WORK REQUIRED:
Scan the data that follows and count the lines with the string "Evaporation"; answer with the count alone.

— start EXERCISE MATERIAL —

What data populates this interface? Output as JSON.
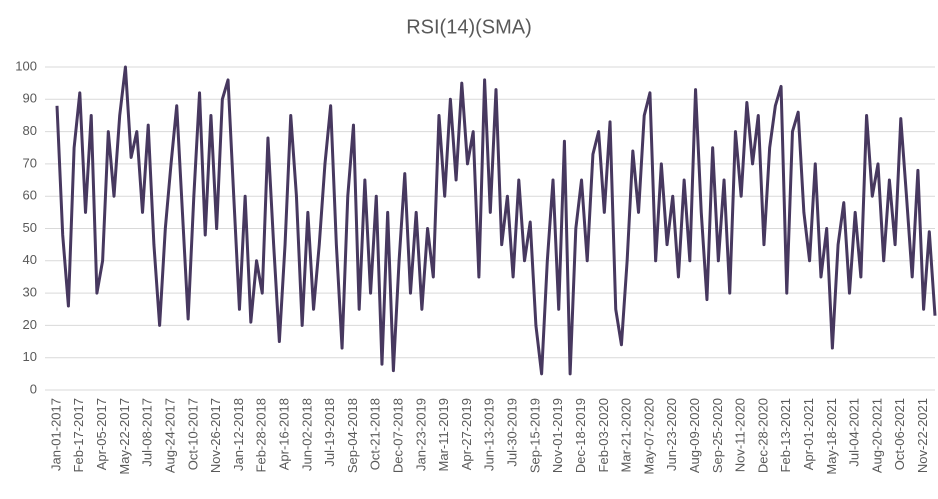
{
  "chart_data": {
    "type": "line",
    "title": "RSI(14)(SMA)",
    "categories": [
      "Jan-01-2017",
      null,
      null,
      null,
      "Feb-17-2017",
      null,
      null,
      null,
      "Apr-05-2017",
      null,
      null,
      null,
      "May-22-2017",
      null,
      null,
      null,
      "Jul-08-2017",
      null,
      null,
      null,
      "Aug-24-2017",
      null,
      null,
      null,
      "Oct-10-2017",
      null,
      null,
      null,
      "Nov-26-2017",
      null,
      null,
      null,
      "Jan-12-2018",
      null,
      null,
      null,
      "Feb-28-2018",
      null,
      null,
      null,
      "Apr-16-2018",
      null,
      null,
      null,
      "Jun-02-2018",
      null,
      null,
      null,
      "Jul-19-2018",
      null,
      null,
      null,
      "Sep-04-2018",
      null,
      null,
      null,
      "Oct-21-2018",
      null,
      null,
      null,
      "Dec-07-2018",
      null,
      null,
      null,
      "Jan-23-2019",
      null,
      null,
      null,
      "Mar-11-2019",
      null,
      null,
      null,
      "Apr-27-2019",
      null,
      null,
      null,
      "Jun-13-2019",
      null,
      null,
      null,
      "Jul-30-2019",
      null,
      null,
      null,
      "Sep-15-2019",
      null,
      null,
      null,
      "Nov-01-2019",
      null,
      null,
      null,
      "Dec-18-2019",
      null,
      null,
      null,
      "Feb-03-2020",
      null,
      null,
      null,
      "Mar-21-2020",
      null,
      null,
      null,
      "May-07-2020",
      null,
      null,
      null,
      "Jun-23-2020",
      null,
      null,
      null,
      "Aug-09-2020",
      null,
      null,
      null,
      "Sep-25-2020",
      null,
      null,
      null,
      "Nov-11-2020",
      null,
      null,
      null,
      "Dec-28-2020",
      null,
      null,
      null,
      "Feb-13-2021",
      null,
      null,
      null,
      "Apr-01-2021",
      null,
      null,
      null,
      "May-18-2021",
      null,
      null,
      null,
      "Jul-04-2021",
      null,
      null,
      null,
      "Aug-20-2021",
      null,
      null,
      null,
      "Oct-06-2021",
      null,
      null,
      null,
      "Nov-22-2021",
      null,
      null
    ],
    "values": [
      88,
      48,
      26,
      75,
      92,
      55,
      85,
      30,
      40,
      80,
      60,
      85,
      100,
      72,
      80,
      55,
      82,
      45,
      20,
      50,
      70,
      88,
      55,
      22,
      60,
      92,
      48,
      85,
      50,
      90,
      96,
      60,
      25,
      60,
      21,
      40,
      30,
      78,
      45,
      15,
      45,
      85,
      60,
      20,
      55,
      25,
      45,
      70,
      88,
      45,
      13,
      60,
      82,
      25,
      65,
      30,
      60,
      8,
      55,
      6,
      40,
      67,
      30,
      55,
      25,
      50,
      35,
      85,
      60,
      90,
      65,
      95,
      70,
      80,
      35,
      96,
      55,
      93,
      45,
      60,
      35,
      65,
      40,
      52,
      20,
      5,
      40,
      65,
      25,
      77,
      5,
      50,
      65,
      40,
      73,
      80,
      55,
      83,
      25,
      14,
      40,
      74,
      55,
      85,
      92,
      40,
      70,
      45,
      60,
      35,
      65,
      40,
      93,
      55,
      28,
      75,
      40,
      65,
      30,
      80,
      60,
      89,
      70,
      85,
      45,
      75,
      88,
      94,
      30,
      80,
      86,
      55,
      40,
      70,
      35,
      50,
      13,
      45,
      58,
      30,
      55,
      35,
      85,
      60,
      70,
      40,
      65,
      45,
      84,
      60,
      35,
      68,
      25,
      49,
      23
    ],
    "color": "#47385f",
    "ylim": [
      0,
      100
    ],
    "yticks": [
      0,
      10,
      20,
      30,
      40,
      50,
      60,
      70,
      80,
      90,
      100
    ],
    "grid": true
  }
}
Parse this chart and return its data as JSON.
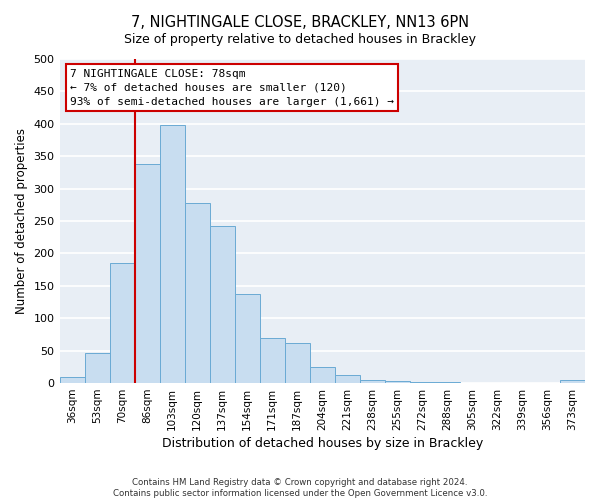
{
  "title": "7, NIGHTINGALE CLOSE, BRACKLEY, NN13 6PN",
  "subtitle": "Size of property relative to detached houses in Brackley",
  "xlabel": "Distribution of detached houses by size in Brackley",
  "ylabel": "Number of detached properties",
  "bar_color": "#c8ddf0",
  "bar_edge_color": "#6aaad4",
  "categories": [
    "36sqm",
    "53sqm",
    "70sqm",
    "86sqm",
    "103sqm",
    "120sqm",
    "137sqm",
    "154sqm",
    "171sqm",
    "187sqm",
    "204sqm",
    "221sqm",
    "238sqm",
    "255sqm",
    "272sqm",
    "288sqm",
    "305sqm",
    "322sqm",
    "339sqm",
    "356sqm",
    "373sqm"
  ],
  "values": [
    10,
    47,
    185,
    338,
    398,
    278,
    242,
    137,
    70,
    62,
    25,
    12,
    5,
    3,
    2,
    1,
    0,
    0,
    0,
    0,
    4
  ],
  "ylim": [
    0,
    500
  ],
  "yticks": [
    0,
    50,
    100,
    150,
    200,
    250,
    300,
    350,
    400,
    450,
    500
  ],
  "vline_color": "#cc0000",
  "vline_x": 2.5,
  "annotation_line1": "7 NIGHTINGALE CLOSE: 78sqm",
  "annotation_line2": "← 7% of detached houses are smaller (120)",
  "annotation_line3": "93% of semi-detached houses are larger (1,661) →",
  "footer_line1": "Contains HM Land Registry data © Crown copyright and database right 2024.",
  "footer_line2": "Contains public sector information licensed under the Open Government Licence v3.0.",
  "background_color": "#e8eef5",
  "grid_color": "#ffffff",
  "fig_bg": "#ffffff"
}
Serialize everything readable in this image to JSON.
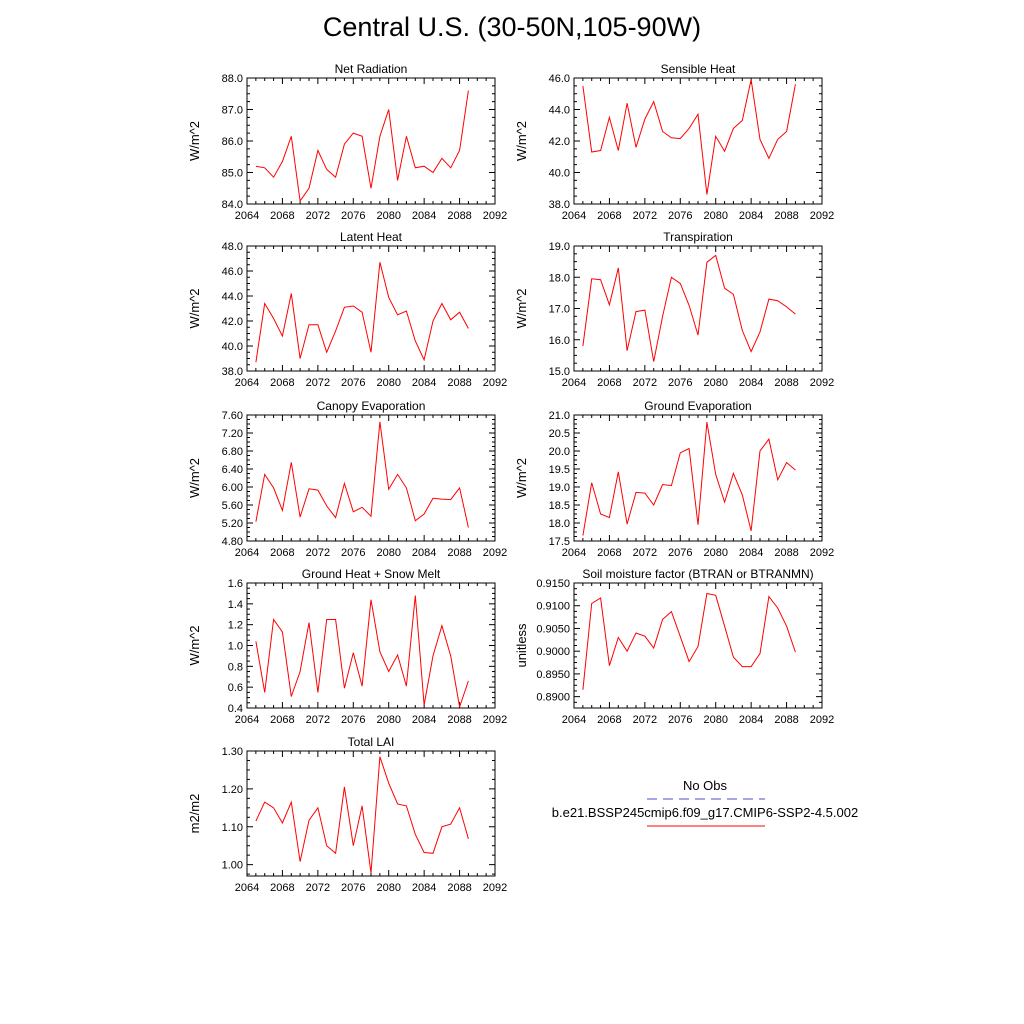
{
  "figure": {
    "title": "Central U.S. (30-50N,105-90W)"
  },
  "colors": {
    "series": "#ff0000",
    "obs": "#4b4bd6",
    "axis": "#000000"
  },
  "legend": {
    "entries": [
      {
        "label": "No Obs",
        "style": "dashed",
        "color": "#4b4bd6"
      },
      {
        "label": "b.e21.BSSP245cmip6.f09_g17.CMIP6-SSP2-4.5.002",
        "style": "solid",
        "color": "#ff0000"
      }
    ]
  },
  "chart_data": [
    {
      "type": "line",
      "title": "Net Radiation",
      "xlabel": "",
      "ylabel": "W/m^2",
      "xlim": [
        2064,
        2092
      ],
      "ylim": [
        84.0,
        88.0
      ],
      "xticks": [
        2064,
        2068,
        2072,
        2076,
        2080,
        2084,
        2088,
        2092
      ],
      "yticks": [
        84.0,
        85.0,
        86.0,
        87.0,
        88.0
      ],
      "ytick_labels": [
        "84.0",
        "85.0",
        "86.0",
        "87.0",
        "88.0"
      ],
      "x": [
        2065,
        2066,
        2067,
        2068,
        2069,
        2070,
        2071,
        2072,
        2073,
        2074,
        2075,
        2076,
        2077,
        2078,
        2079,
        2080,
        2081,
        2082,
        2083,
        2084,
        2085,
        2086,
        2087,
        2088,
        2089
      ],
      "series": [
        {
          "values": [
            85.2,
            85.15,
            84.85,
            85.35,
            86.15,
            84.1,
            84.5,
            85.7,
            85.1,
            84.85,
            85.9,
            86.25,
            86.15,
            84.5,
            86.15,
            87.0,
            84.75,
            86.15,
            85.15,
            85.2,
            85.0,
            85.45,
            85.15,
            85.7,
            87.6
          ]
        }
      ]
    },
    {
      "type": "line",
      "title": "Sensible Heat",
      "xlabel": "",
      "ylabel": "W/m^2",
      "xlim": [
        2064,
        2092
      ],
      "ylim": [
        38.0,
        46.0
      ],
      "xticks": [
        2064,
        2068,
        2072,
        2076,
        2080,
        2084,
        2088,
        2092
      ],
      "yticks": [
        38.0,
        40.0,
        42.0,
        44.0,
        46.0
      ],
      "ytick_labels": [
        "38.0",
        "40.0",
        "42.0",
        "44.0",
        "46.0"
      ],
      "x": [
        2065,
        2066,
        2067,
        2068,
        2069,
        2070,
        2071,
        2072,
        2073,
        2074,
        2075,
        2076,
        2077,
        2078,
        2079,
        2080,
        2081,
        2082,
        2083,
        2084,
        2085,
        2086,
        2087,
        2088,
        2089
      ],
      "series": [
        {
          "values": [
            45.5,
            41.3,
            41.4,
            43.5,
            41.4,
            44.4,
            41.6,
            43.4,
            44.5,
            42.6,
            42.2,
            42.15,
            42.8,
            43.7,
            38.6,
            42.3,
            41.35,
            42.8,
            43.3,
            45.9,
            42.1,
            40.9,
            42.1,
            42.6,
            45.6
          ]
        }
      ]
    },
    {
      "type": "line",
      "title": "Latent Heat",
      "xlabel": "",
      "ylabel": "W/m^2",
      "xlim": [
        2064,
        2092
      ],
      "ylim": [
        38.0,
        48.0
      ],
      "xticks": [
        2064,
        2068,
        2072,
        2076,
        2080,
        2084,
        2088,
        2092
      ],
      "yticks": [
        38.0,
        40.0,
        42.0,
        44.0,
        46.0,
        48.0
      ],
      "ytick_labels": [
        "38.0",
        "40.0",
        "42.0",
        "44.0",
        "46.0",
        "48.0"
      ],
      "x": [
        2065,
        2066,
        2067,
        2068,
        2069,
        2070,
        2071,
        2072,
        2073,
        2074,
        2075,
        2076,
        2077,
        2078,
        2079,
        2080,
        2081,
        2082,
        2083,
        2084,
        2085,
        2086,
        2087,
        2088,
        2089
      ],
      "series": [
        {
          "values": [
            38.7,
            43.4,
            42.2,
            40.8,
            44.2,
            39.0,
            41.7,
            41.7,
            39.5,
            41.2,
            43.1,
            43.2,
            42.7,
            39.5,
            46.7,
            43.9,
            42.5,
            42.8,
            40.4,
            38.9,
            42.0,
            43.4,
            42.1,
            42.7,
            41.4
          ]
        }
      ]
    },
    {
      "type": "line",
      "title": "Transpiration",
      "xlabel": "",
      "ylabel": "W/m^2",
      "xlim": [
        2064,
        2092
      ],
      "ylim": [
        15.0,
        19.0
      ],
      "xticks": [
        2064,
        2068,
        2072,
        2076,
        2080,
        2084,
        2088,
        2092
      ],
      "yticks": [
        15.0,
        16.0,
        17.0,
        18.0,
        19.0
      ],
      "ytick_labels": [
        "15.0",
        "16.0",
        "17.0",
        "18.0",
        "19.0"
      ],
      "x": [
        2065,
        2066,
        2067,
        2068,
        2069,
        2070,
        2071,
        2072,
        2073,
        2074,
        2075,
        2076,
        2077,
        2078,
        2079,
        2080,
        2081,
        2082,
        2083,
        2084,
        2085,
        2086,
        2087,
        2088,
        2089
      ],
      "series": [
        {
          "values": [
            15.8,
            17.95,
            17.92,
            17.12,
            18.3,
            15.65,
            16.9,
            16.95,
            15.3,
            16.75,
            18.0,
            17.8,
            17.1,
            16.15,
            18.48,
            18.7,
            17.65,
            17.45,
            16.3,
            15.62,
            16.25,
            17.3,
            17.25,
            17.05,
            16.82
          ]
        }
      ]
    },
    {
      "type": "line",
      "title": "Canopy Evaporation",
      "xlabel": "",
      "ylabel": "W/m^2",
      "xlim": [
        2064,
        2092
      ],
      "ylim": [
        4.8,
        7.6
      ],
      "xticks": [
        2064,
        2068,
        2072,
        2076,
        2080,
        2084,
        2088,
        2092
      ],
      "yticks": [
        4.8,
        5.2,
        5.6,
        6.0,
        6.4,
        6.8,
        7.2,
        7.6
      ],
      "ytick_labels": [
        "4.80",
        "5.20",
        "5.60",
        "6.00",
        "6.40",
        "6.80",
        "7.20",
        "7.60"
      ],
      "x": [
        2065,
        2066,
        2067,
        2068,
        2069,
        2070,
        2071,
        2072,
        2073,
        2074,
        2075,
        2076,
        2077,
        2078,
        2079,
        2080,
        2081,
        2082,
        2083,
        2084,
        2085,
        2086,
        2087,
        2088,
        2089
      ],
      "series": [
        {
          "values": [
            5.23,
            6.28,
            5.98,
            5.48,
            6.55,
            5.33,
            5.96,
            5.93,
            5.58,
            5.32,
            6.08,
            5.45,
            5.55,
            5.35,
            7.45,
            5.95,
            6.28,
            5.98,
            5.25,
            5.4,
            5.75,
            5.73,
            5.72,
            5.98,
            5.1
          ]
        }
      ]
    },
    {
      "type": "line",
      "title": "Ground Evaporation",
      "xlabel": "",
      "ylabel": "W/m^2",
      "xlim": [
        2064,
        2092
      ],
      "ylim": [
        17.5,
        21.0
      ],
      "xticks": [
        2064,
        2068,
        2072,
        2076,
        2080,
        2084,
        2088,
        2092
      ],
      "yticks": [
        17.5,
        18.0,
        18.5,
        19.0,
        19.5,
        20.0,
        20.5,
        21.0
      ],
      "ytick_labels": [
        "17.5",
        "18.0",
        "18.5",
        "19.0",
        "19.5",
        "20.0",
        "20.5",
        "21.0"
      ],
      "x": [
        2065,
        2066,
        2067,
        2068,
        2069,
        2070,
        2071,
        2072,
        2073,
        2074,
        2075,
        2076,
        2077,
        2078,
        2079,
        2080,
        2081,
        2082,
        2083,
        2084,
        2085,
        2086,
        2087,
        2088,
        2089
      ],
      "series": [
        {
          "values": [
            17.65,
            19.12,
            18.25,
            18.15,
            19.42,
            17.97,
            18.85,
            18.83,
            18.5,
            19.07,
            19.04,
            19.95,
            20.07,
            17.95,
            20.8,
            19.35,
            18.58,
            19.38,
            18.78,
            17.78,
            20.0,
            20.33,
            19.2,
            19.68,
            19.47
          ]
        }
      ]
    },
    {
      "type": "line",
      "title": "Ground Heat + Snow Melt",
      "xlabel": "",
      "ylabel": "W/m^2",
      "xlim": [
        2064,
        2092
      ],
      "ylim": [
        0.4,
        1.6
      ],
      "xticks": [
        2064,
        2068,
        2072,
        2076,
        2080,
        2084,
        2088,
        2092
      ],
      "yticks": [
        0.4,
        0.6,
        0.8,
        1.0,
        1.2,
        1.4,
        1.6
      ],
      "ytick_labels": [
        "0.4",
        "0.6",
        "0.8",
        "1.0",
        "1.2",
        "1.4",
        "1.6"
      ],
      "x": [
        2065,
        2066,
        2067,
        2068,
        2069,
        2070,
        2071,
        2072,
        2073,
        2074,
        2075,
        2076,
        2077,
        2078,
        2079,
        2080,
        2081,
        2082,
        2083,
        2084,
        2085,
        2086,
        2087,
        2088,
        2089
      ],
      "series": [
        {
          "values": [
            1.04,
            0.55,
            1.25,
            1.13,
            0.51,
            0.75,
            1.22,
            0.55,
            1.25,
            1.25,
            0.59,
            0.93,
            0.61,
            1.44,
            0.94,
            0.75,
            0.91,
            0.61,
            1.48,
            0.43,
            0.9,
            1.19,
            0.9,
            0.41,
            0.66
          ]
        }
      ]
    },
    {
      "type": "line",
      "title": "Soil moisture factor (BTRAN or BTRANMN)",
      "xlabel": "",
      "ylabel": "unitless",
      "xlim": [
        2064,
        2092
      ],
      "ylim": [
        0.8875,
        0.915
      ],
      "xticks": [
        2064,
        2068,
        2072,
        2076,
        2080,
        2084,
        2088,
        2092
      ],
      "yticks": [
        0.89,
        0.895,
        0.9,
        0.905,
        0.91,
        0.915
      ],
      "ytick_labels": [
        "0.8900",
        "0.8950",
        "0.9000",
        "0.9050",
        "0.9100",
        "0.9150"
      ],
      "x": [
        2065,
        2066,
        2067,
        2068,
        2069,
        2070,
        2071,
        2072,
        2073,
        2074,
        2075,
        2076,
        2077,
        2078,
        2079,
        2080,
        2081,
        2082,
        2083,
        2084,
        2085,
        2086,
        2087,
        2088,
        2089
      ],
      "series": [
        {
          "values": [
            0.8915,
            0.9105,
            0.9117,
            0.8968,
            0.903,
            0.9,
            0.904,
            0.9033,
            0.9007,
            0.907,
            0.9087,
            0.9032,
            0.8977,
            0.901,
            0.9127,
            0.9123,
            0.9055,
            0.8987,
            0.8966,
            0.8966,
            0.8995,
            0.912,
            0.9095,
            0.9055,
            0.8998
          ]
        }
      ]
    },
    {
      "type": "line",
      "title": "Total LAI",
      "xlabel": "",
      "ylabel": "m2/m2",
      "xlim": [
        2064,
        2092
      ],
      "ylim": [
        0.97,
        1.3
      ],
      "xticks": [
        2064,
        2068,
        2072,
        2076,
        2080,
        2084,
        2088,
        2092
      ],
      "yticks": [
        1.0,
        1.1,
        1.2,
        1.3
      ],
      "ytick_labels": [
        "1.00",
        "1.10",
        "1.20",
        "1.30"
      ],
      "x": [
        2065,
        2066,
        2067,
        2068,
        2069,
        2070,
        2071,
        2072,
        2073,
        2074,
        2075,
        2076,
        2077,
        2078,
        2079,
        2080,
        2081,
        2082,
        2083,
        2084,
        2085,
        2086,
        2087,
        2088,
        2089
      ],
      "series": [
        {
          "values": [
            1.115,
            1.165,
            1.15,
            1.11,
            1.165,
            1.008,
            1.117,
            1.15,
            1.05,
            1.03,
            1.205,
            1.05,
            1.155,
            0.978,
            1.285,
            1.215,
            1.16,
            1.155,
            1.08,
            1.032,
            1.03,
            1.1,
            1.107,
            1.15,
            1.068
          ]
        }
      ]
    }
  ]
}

— end EXERCISE MATERIAL —

SOLVED PROBLEM:
2